• _Exercise prompt_: The response must consist of every line of the listing, reproduced verbatim.
-- -- --
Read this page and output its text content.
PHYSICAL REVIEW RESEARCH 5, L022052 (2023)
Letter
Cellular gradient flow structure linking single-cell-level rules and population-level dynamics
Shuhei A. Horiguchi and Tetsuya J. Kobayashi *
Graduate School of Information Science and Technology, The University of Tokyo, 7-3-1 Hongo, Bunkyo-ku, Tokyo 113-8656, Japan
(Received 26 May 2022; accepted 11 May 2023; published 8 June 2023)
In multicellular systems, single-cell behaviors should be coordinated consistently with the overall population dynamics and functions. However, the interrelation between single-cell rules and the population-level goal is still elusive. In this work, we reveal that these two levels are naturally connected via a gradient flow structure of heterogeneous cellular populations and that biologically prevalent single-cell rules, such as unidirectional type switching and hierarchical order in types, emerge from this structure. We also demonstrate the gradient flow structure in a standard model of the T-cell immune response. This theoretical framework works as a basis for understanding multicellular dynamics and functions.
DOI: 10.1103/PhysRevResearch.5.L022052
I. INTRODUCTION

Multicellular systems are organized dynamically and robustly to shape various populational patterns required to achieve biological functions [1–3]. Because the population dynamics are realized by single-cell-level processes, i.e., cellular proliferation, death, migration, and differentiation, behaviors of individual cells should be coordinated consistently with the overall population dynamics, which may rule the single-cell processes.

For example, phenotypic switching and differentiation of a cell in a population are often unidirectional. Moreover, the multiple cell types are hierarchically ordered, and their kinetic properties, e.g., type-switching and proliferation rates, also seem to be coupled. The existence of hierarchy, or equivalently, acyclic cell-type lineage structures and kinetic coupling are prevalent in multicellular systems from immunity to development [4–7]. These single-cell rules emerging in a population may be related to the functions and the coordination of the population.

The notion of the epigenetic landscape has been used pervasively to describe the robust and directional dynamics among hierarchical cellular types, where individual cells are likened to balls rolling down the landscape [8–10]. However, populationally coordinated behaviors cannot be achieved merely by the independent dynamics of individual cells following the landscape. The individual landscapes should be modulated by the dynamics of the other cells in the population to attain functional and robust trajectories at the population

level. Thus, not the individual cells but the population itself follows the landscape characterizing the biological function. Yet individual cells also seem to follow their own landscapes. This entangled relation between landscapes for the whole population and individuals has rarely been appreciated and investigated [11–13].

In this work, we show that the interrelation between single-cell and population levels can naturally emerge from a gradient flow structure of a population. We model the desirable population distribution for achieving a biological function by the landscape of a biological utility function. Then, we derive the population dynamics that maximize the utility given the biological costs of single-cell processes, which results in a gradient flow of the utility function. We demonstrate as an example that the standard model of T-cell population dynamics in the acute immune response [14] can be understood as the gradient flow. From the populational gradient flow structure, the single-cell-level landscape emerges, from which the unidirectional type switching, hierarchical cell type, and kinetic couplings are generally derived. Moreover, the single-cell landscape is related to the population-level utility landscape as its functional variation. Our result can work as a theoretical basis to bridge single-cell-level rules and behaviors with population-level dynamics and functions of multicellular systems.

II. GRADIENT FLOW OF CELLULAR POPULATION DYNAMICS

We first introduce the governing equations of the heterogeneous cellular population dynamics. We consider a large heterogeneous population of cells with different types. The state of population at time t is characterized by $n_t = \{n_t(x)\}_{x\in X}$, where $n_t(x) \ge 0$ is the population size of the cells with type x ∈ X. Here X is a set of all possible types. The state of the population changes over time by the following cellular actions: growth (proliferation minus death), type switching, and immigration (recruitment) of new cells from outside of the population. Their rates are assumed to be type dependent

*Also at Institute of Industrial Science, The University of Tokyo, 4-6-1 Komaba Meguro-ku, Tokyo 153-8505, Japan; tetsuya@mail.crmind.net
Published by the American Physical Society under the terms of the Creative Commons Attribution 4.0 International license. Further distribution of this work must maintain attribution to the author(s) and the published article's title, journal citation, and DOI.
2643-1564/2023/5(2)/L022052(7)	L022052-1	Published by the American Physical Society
-- -- --
• _Expected output_:
Read this page and output its text content.
PHYSICAL REVIEW RESEARCH 5, L022052 (2023)
Letter
Cellular gradient flow structure linking single-cell-level rules and population-level dynamics
Shuhei A. Horiguchi and Tetsuya J. Kobayashi *
Graduate School of Information Science and Technology, The University of Tokyo, 7-3-1 Hongo, Bunkyo-ku, Tokyo 113-8656, Japan
(Received 26 May 2022; accepted 11 May 2023; published 8 June 2023)
In multicellular systems, single-cell behaviors should be coordinated consistently with the overall population dynamics and functions. However, the interrelation between single-cell rules and the population-level goal is still elusive. In this work, we reveal that these two levels are naturally connected via a gradient flow structure of heterogeneous cellular populations and that biologically prevalent single-cell rules, such as unidirectional type switching and hierarchical order in types, emerge from this structure. We also demonstrate the gradient flow structure in a standard model of the T-cell immune response. This theoretical framework works as a basis for understanding multicellular dynamics and functions.
DOI: 10.1103/PhysRevResearch.5.L022052
I. INTRODUCTION

Multicellular systems are organized dynamically and robustly to shape various populational patterns required to achieve biological functions [1–3]. Because the population dynamics are realized by single-cell-level processes, i.e., cellular proliferation, death, migration, and differentiation, behaviors of individual cells should be coordinated consistently with the overall population dynamics, which may rule the single-cell processes.

For example, phenotypic switching and differentiation of a cell in a population are often unidirectional. Moreover, the multiple cell types are hierarchically ordered, and their kinetic properties, e.g., type-switching and proliferation rates, also seem to be coupled. The existence of hierarchy, or equivalently, acyclic cell-type lineage structures and kinetic coupling are prevalent in multicellular systems from immunity to development [4–7]. These single-cell rules emerging in a population may be related to the functions and the coordination of the population.

The notion of the epigenetic landscape has been used pervasively to describe the robust and directional dynamics among hierarchical cellular types, where individual cells are likened to balls rolling down the landscape [8–10]. However, populationally coordinated behaviors cannot be achieved merely by the independent dynamics of individual cells following the landscape. The individual landscapes should be modulated by the dynamics of the other cells in the population to attain functional and robust trajectories at the population

level. Thus, not the individual cells but the population itself follows the landscape characterizing the biological function. Yet individual cells also seem to follow their own landscapes. This entangled relation between landscapes for the whole population and individuals has rarely been appreciated and investigated [11–13].

In this work, we show that the interrelation between single-cell and population levels can naturally emerge from a gradient flow structure of a population. We model the desirable population distribution for achieving a biological function by the landscape of a biological utility function. Then, we derive the population dynamics that maximize the utility given the biological costs of single-cell processes, which results in a gradient flow of the utility function. We demonstrate as an example that the standard model of T-cell population dynamics in the acute immune response [14] can be understood as the gradient flow. From the populational gradient flow structure, the single-cell-level landscape emerges, from which the unidirectional type switching, hierarchical cell type, and kinetic couplings are generally derived. Moreover, the single-cell landscape is related to the population-level utility landscape as its functional variation. Our result can work as a theoretical basis to bridge single-cell-level rules and behaviors with population-level dynamics and functions of multicellular systems.

II. GRADIENT FLOW OF CELLULAR POPULATION DYNAMICS

We first introduce the governing equations of the heterogeneous cellular population dynamics. We consider a large heterogeneous population of cells with different types. The state of population at time t is characterized by $n_t = \{n_t(x)\}_{x\in X}$, where $n_t(x) \ge 0$ is the population size of the cells with type x ∈ X. Here X is a set of all possible types. The state of the population changes over time by the following cellular actions: growth (proliferation minus death), type switching, and immigration (recruitment) of new cells from outside of the population. Their rates are assumed to be type dependent

*Also at Institute of Industrial Science, The University of Tokyo, 4-6-1 Komaba Meguro-ku, Tokyo 153-8505, Japan; tetsuya@mail.crmind.net
Published by the American Physical Society under the terms of the Creative Commons Attribution 4.0 International license. Further distribution of this work must maintain attribution to the author(s) and the published article's title, journal citation, and DOI.
2643-1564/2023/5(2)/L022052(7)	L022052-1	Published by the American Physical Society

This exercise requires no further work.